> AIM OF THE EXERCISE
Reproduce all of the rows below verbatim, leaving out the picture lines.

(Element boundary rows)
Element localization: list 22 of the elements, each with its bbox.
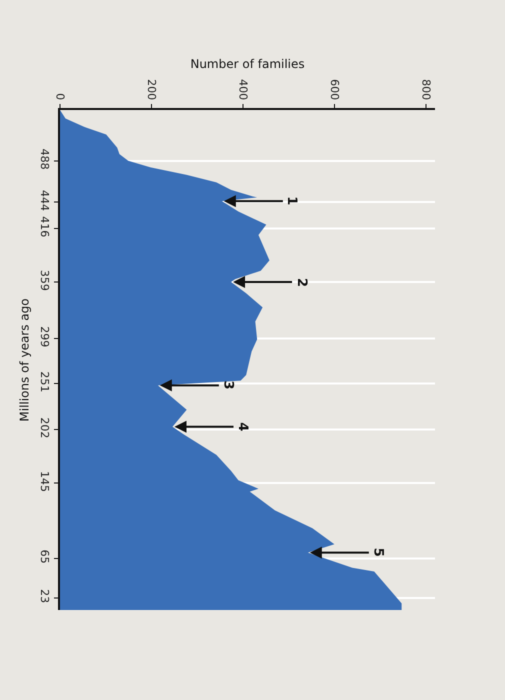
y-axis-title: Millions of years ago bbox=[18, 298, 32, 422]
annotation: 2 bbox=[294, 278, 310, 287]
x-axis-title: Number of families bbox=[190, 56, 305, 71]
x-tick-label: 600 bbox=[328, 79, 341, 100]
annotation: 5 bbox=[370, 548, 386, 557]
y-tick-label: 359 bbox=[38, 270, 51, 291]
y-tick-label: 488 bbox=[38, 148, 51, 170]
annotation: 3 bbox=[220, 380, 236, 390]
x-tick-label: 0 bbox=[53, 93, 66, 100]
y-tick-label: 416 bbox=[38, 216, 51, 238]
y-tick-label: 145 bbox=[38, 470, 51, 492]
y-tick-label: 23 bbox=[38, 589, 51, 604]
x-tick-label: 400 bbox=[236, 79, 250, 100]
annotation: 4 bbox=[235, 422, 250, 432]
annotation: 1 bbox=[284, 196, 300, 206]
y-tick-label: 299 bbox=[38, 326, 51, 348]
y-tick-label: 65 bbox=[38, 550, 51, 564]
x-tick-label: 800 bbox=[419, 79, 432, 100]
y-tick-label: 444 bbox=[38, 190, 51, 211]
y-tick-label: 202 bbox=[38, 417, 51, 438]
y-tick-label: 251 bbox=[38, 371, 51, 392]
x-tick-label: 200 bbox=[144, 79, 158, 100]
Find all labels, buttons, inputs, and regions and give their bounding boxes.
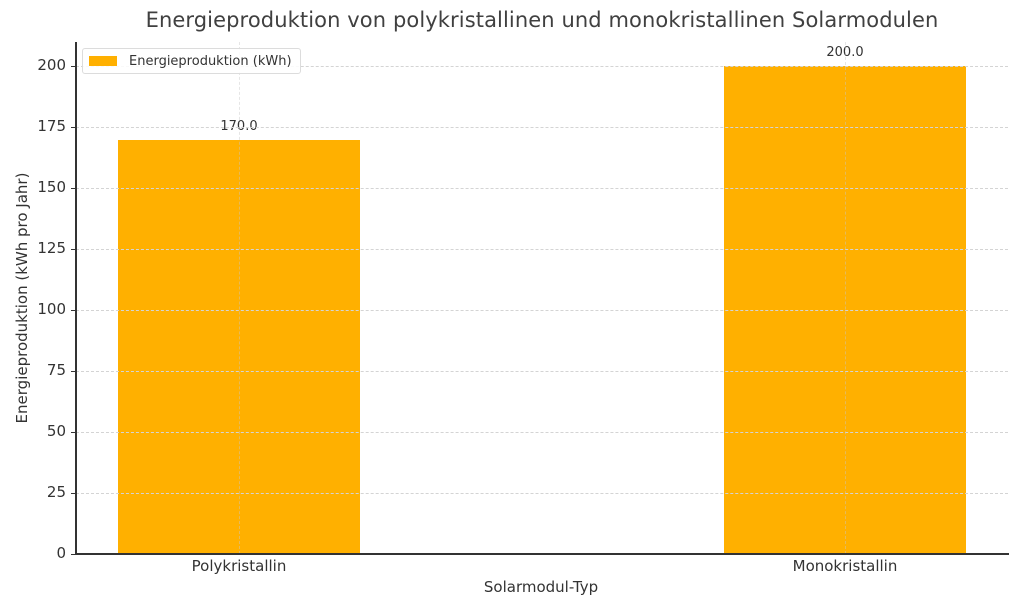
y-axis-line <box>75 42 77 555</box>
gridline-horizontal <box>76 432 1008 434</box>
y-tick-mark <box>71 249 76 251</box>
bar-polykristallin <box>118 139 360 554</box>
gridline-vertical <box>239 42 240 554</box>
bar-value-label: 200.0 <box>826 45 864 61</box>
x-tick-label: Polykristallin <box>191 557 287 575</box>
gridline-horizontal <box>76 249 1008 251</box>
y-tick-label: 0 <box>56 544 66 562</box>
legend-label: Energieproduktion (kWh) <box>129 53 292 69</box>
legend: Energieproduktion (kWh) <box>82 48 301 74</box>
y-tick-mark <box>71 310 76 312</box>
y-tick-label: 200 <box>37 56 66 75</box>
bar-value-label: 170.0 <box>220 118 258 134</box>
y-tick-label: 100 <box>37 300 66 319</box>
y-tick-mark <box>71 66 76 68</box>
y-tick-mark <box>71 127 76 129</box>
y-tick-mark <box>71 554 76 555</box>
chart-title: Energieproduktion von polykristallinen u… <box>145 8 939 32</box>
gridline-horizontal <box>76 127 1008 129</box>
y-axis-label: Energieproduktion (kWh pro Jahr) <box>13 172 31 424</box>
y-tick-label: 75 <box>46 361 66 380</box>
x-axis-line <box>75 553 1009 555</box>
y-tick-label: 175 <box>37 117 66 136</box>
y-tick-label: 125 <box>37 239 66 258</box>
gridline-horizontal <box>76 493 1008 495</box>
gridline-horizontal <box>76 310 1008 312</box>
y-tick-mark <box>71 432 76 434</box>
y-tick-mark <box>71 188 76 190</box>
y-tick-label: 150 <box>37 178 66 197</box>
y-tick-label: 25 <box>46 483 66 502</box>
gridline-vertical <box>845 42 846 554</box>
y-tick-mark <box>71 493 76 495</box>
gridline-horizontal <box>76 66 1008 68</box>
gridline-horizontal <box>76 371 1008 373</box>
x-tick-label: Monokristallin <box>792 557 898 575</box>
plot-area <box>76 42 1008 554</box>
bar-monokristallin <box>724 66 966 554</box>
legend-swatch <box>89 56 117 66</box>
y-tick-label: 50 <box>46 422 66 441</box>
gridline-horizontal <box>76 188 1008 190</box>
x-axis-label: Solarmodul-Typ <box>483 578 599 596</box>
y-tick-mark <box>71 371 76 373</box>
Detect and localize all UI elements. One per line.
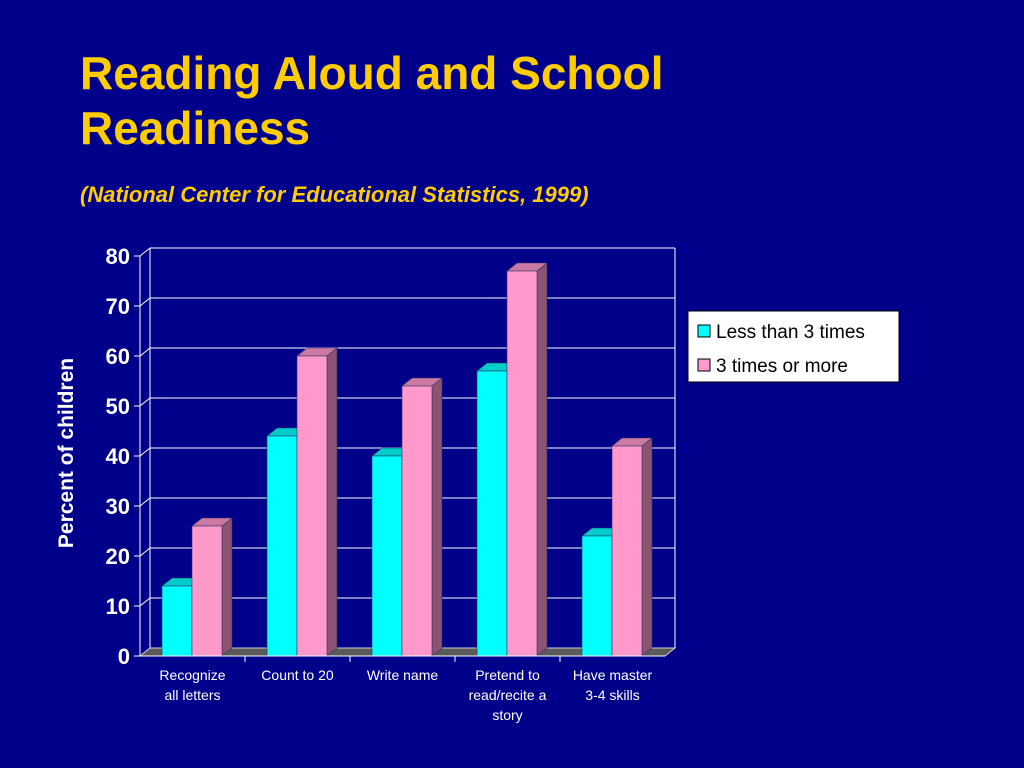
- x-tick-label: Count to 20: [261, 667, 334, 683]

> ANSWER IN FULL
Element localization: list 22 of the elements, each with its bbox.
y-axis-title: Millions of years ago bbox=[18, 298, 32, 422]
annotation: 2 bbox=[294, 278, 310, 287]
x-axis-title: Number of families bbox=[190, 56, 305, 71]
x-tick-label: 600 bbox=[328, 79, 341, 100]
annotation: 5 bbox=[370, 548, 386, 557]
y-tick-label: 359 bbox=[38, 270, 51, 291]
y-tick-label: 488 bbox=[38, 148, 51, 170]
annotation: 3 bbox=[220, 380, 236, 390]
x-tick-label: 0 bbox=[53, 93, 66, 100]
y-tick-label: 416 bbox=[38, 216, 51, 238]
y-tick-label: 145 bbox=[38, 470, 51, 492]
y-tick-label: 23 bbox=[38, 589, 51, 604]
x-tick-label: 400 bbox=[236, 79, 250, 100]
annotation: 4 bbox=[235, 422, 250, 432]
annotation: 1 bbox=[284, 196, 300, 206]
y-tick-label: 299 bbox=[38, 326, 51, 348]
y-tick-label: 65 bbox=[38, 550, 51, 564]
x-tick-label: 800 bbox=[419, 79, 432, 100]
y-tick-label: 444 bbox=[38, 190, 51, 211]
y-tick-label: 202 bbox=[38, 417, 51, 438]
y-tick-label: 251 bbox=[38, 371, 51, 392]
x-tick-label: 200 bbox=[144, 79, 158, 100]
Find all labels, buttons, inputs, and regions and give their bounding boxes.
y-axis-line <box>75 42 77 555</box>
gridline-horizontal <box>76 432 1008 434</box>
y-tick-mark <box>71 249 76 251</box>
bar-polykristallin <box>118 139 360 554</box>
gridline-vertical <box>239 42 240 554</box>
bar-value-label: 200.0 <box>826 45 864 61</box>
x-tick-label: Polykristallin <box>191 557 287 575</box>
gridline-horizontal <box>76 249 1008 251</box>
y-tick-label: 0 <box>56 544 66 562</box>
legend-label: Energieproduktion (kWh) <box>129 53 292 69</box>
legend: Energieproduktion (kWh) <box>82 48 301 74</box>
y-tick-mark <box>71 310 76 312</box>
y-tick-label: 200 <box>37 56 66 75</box>
bar-value-label: 170.0 <box>220 118 258 134</box>
y-tick-label: 100 <box>37 300 66 319</box>
y-tick-mark <box>71 66 76 68</box>
y-tick-mark <box>71 127 76 129</box>
y-tick-mark <box>71 554 76 555</box>
chart-title: Energieproduktion von polykristallinen u… <box>145 8 939 32</box>
gridline-horizontal <box>76 127 1008 129</box>
y-axis-label: Energieproduktion (kWh pro Jahr) <box>13 172 31 424</box>
y-tick-label: 75 <box>46 361 66 380</box>
x-axis-line <box>75 553 1009 555</box>
y-tick-label: 175 <box>37 117 66 136</box>
y-tick-label: 125 <box>37 239 66 258</box>
gridline-horizontal <box>76 493 1008 495</box>
gridline-horizontal <box>76 310 1008 312</box>
y-tick-mark <box>71 432 76 434</box>
y-tick-mark <box>71 188 76 190</box>
y-tick-label: 150 <box>37 178 66 197</box>
y-tick-label: 25 <box>46 483 66 502</box>
gridline-vertical <box>845 42 846 554</box>
y-tick-mark <box>71 493 76 495</box>
gridline-horizontal <box>76 66 1008 68</box>
gridline-horizontal <box>76 371 1008 373</box>
x-tick-label: Monokristallin <box>792 557 898 575</box>
plot-area <box>76 42 1008 554</box>
bar-monokristallin <box>724 66 966 554</box>
legend-swatch <box>89 56 117 66</box>
y-tick-label: 50 <box>46 422 66 441</box>
gridline-horizontal <box>76 188 1008 190</box>
x-axis-label: Solarmodul-Typ <box>483 578 599 596</box>
y-tick-mark <box>71 371 76 373</box>
Detect and localize all UI elements. One per line.
- x-tick-label: Count to 20: [261, 667, 334, 683]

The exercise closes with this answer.